**What is being asked:** Skip the images. Copy the records exactly as written.
* BEGIN Given records *
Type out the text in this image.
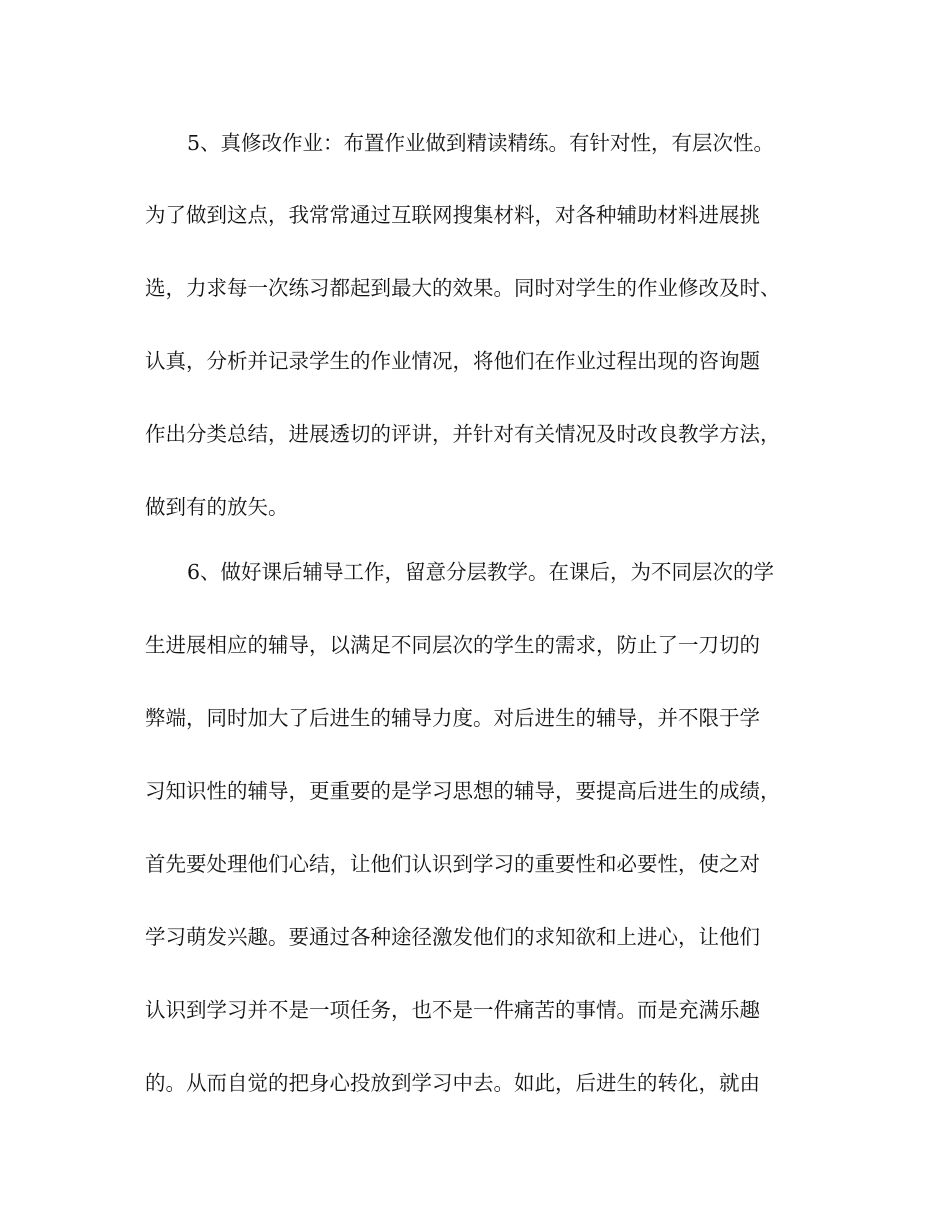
5、真修改作业：布置作业做到精读精练。有针对性，有层次性。
为了做到这点，我常常通过互联网搜集材料，对各种辅助材料进展挑
选，力求每一次练习都起到最大的效果。同时对学生的作业修改及时、
认真，分析并记录学生的作业情况，将他们在作业过程出现的咨询题
作出分类总结，进展透切的评讲，并针对有关情况及时改良教学方法，
做到有的放矢。
6、做好课后辅导工作，留意分层教学。在课后，为不同层次的学
生进展相应的辅导，以满足不同层次的学生的需求，防止了一刀切的
弊端，同时加大了后进生的辅导力度。对后进生的辅导，并不限于学
习知识性的辅导，更重要的是学习思想的辅导，要提高后进生的成绩，
首先要处理他们心结，让他们认识到学习的重要性和必要性，使之对
学习萌发兴趣。要通过各种途径激发他们的求知欲和上进心，让他们
认识到学习并不是一项任务，也不是一件痛苦的事情。而是充满乐趣
的。从而自觉的把身心投放到学习中去。如此，后进生的转化，就由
* END Given records *
**Response to the task:**
Type out the text in this image.
5、真修改作业：布置作业做到精读精练。有针对性，有层次性。
为了做到这点，我常常通过互联网搜集材料，对各种辅助材料进展挑
选，力求每一次练习都起到最大的效果。同时对学生的作业修改及时、
认真，分析并记录学生的作业情况，将他们在作业过程出现的咨询题
作出分类总结，进展透切的评讲，并针对有关情况及时改良教学方法，
做到有的放矢。
6、做好课后辅导工作，留意分层教学。在课后，为不同层次的学
生进展相应的辅导，以满足不同层次的学生的需求，防止了一刀切的
弊端，同时加大了后进生的辅导力度。对后进生的辅导，并不限于学
习知识性的辅导，更重要的是学习思想的辅导，要提高后进生的成绩，
首先要处理他们心结，让他们认识到学习的重要性和必要性，使之对
学习萌发兴趣。要通过各种途径激发他们的求知欲和上进心，让他们
认识到学习并不是一项任务，也不是一件痛苦的事情。而是充满乐趣
的。从而自觉的把身心投放到学习中去。如此，后进生的转化，就由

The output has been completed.